*** RECORD LIST ***

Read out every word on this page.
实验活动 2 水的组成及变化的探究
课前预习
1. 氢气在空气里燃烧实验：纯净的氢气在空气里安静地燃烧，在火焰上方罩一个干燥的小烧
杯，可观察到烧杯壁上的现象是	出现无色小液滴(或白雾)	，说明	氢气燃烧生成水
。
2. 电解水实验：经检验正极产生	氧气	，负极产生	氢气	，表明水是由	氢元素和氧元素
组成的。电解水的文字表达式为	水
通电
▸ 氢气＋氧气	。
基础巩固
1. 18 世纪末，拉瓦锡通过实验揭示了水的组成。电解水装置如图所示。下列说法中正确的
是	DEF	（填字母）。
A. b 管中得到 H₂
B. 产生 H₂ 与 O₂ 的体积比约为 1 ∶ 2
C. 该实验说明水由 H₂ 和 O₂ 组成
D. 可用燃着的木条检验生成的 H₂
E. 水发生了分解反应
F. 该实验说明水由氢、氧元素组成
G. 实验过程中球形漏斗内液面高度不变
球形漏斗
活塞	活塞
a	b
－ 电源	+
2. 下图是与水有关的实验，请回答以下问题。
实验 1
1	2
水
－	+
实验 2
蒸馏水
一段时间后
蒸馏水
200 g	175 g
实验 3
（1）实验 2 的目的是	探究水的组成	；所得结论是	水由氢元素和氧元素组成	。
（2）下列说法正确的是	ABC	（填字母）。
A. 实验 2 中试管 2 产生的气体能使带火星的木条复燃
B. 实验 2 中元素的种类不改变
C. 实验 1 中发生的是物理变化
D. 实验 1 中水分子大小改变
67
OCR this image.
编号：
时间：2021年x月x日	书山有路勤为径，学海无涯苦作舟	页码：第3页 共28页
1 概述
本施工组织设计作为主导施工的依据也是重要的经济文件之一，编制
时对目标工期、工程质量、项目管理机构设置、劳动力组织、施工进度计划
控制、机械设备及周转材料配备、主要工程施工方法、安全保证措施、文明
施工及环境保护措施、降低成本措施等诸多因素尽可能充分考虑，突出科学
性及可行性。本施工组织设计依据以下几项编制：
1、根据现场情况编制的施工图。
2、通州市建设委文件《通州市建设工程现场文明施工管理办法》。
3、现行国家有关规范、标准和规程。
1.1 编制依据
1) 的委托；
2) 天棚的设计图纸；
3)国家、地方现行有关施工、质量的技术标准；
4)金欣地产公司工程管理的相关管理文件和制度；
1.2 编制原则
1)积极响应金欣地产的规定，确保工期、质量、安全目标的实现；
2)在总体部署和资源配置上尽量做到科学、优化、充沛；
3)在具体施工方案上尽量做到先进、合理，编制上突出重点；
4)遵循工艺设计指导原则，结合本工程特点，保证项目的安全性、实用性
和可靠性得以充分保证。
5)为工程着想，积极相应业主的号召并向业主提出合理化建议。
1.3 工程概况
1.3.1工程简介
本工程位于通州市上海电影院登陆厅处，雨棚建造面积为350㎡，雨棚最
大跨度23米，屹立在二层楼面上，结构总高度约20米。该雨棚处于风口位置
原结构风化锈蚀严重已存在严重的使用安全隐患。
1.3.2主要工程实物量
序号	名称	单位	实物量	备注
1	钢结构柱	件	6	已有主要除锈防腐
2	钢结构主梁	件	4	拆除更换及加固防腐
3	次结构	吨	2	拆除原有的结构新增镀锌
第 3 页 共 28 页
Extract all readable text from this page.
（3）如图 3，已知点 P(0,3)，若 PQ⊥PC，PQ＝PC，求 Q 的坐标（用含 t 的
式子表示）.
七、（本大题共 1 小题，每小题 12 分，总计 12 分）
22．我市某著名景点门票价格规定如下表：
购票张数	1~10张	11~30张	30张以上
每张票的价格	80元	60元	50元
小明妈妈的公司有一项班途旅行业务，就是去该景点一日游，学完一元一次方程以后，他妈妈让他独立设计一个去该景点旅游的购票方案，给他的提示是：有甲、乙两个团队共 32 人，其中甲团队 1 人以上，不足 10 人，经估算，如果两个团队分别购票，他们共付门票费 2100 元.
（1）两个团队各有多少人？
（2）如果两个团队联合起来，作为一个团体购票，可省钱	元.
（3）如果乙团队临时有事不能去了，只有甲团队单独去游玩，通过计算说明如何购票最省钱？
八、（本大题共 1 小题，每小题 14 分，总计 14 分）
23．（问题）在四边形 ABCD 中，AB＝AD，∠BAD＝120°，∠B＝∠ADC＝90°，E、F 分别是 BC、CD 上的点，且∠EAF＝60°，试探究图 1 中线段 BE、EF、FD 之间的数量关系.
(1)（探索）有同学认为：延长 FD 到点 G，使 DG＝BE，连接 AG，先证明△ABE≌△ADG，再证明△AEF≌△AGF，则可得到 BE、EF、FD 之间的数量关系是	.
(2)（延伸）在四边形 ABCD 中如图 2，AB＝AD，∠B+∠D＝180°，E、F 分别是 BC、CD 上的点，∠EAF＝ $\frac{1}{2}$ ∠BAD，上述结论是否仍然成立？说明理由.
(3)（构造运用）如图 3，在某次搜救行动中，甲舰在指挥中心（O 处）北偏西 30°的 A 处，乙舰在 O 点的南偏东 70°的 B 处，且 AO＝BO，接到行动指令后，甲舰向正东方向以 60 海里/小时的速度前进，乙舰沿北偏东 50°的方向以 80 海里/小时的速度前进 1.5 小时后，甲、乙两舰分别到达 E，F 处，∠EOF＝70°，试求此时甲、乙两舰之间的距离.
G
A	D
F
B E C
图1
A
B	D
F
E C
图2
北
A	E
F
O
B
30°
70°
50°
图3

***

__GIVEN INSTRUCTION__
Identify lines with the string "page". Copy each one.

__RESPONSE TO THIS TASK__
Read out every word on this page.
Extract all readable text from this page.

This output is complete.